--- Information given ---
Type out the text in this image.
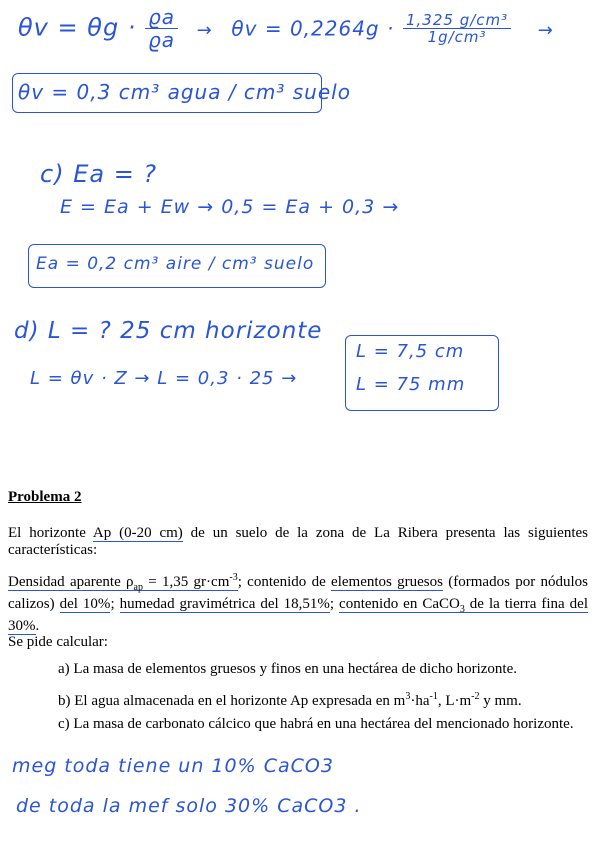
$\theta v = \theta g \cdot \frac{ϱa}{ϱa} \to \theta v = 0,2264g \cdot \frac{\text{1,325 g/cm³}}{\text{1g/cm³}}$ →
θv = 0,3 cm³ agua / cm³ suelo
c) Ea = ?
E = Ea + Ew → 0,5 = Ea + 0,3 →
Ea = 0,2 cm³ aire / cm³ suelo
d) L = ? 25 cm horizonte
L = θv · Z → L = 0,3 · 25 →
L = 7,5 cm
L = 75 mm
Problema 2
El horizonte Ap (0-20 cm) de un suelo de la zona de La Ribera presenta las siguientes características:
Densidad aparente $\rho_{ap} = 1,35$ $gr\cdot cm^{-3}$; contenido de elementos gruesos (formados por nódulos calizos) del 10%; humedad gravimétrica del 18,51%; contenido en CaCO$_3$ de la tierra fina del 30%.
Se pide calcular:
a) La masa de elementos gruesos y finos en una hectárea de dicho horizonte.
b) El agua almacenada en el horizonte Ap expresada en $m^3\cdot ha^{-1}$, $L\cdot m^{-2}$ y mm.
c) La masa de carbonato cálcico que habrá en una hectárea del mencionado horizonte.
meg toda tiene un 10% CaCO3
de toda la mef solo 30% CaCO3 .
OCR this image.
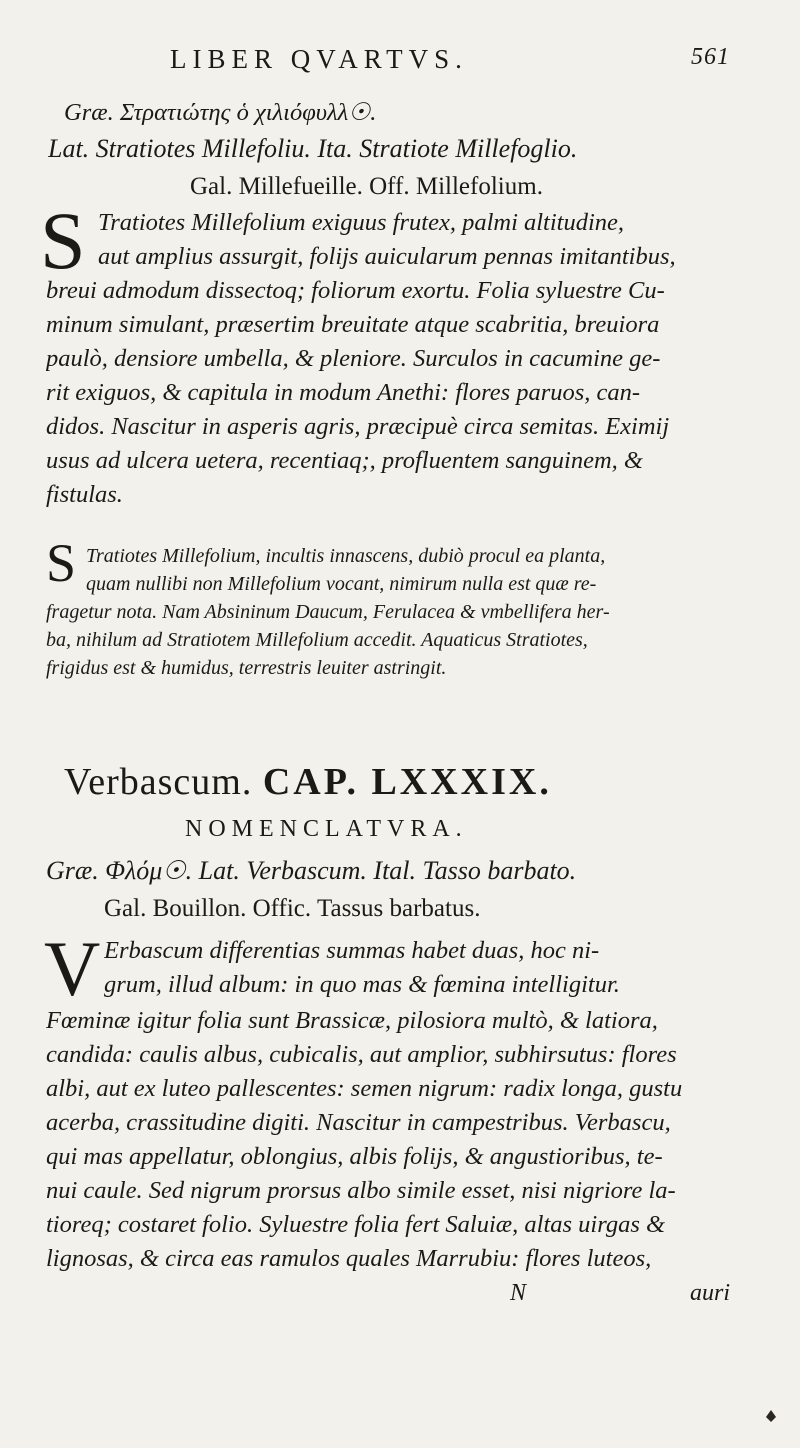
LIBER QVARTVS.	561
Græ. Στρατιώτης ὁ χιλιόφυλλ☉.
Lat. Stratiotes Millefoliu. Ita. Stratiote Millefoglio.
Gal. Millefueille. Off. Millefolium.
S Tratiotes Millefolium exiguus frutex, palmi altitudine,
aut amplius assurgit, folijs auicularum pennas imitantibus,
breui admodum dissectoq; foliorum exortu. Folia syluestre Cu-
minum simulant, præsertim breuitate atque scabritia, breuiora
paulò, densiore umbella, & pleniore. Surculos in cacumine ge-
rit exiguos, & capitula in modum Anethi: flores paruos, can-
didos. Nascitur in asperis agris, præcipuè circa semitas. Eximij
usus ad ulcera uetera, recentiaq;, profluentem sanguinem, &
fistulas.
S Tratiotes Millefolium, incultis innascens, dubiò procul ea planta,
quam nullibi non Millefolium vocant, nimirum nulla est quæ re-
fragetur nota. Nam Absininum Daucum, Ferulacea & vmbellifera her-
ba, nihilum ad Stratiotem Millefolium accedit. Aquaticus Stratiotes,
frigidus est & humidus, terrestris leuiter astringit.
Verbascum. CAP. LXXXIX.
NOMENCLATVRA.
Græ. Φλόμ☉. Lat. Verbascum. Ital. Tasso barbato.
Gal. Bouillon. Offic. Tassus barbatus.
V Erbascum differentias summas habet duas, hoc ni-
grum, illud album: in quo mas & fœmina intelligitur.
Fœminæ igitur folia sunt Brassicæ, pilosiora multò, & latiora,
candida: caulis albus, cubicalis, aut amplior, subhirsutus: flores
albi, aut ex luteo pallescentes: semen nigrum: radix longa, gustu
acerba, crassitudine digiti. Nascitur in campestribus. Verbascu,
qui mas appellatur, oblongius, albis folijs, & angustioribus, te-
nui caule. Sed nigrum prorsus albo simile esset, nisi nigriore la-
tioreq; costaret folio. Syluestre folia fert Saluiæ, altas uirgas &
lignosas, & circa eas ramulos quales Marrubiu: flores luteos,
N	auri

--- Exercise description ---
What comes back should match the records exactly, minus any pictures.

--- Finished task ---
Type out the text in this image.
$\theta v = \theta g \cdot \frac{ϱa}{ϱa} \to \theta v = 0,2264g \cdot \frac{\text{1,325 g/cm³}}{\text{1g/cm³}}$ →
θv = 0,3 cm³ agua / cm³ suelo
c) Ea = ?
E = Ea + Ew → 0,5 = Ea + 0,3 →
Ea = 0,2 cm³ aire / cm³ suelo
d) L = ? 25 cm horizonte
L = θv · Z → L = 0,3 · 25 →
L = 7,5 cm
L = 75 mm
Problema 2
El horizonte Ap (0-20 cm) de un suelo de la zona de La Ribera presenta las siguientes características:
Densidad aparente $\rho_{ap} = 1,35$ $gr\cdot cm^{-3}$; contenido de elementos gruesos (formados por nódulos calizos) del 10%; humedad gravimétrica del 18,51%; contenido en CaCO$_3$ de la tierra fina del 30%.
Se pide calcular:
a) La masa de elementos gruesos y finos en una hectárea de dicho horizonte.
b) El agua almacenada en el horizonte Ap expresada en $m^3\cdot ha^{-1}$, $L\cdot m^{-2}$ y mm.
c) La masa de carbonato cálcico que habrá en una hectárea del mencionado horizonte.
meg toda tiene un 10% CaCO3
de toda la mef solo 30% CaCO3 .
OCR this image.
LIBER QVARTVS.	561
Græ. Στρατιώτης ὁ χιλιόφυλλ☉.
Lat. Stratiotes Millefoliu. Ita. Stratiote Millefoglio.
Gal. Millefueille. Off. Millefolium.
S Tratiotes Millefolium exiguus frutex, palmi altitudine,
aut amplius assurgit, folijs auicularum pennas imitantibus,
breui admodum dissectoq; foliorum exortu. Folia syluestre Cu-
minum simulant, præsertim breuitate atque scabritia, breuiora
paulò, densiore umbella, & pleniore. Surculos in cacumine ge-
rit exiguos, & capitula in modum Anethi: flores paruos, can-
didos. Nascitur in asperis agris, præcipuè circa semitas. Eximij
usus ad ulcera uetera, recentiaq;, profluentem sanguinem, &
fistulas.
S Tratiotes Millefolium, incultis innascens, dubiò procul ea planta,
quam nullibi non Millefolium vocant, nimirum nulla est quæ re-
fragetur nota. Nam Absininum Daucum, Ferulacea & vmbellifera her-
ba, nihilum ad Stratiotem Millefolium accedit. Aquaticus Stratiotes,
frigidus est & humidus, terrestris leuiter astringit.
Verbascum. CAP. LXXXIX.
NOMENCLATVRA.
Græ. Φλόμ☉. Lat. Verbascum. Ital. Tasso barbato.
Gal. Bouillon. Offic. Tassus barbatus.
V Erbascum differentias summas habet duas, hoc ni-
grum, illud album: in quo mas & fœmina intelligitur.
Fœminæ igitur folia sunt Brassicæ, pilosiora multò, & latiora,
candida: caulis albus, cubicalis, aut amplior, subhirsutus: flores
albi, aut ex luteo pallescentes: semen nigrum: radix longa, gustu
acerba, crassitudine digiti. Nascitur in campestribus. Verbascu,
qui mas appellatur, oblongius, albis folijs, & angustioribus, te-
nui caule. Sed nigrum prorsus albo simile esset, nisi nigriore la-
tioreq; costaret folio. Syluestre folia fert Saluiæ, altas uirgas &
lignosas, & circa eas ramulos quales Marrubiu: flores luteos,
N	auri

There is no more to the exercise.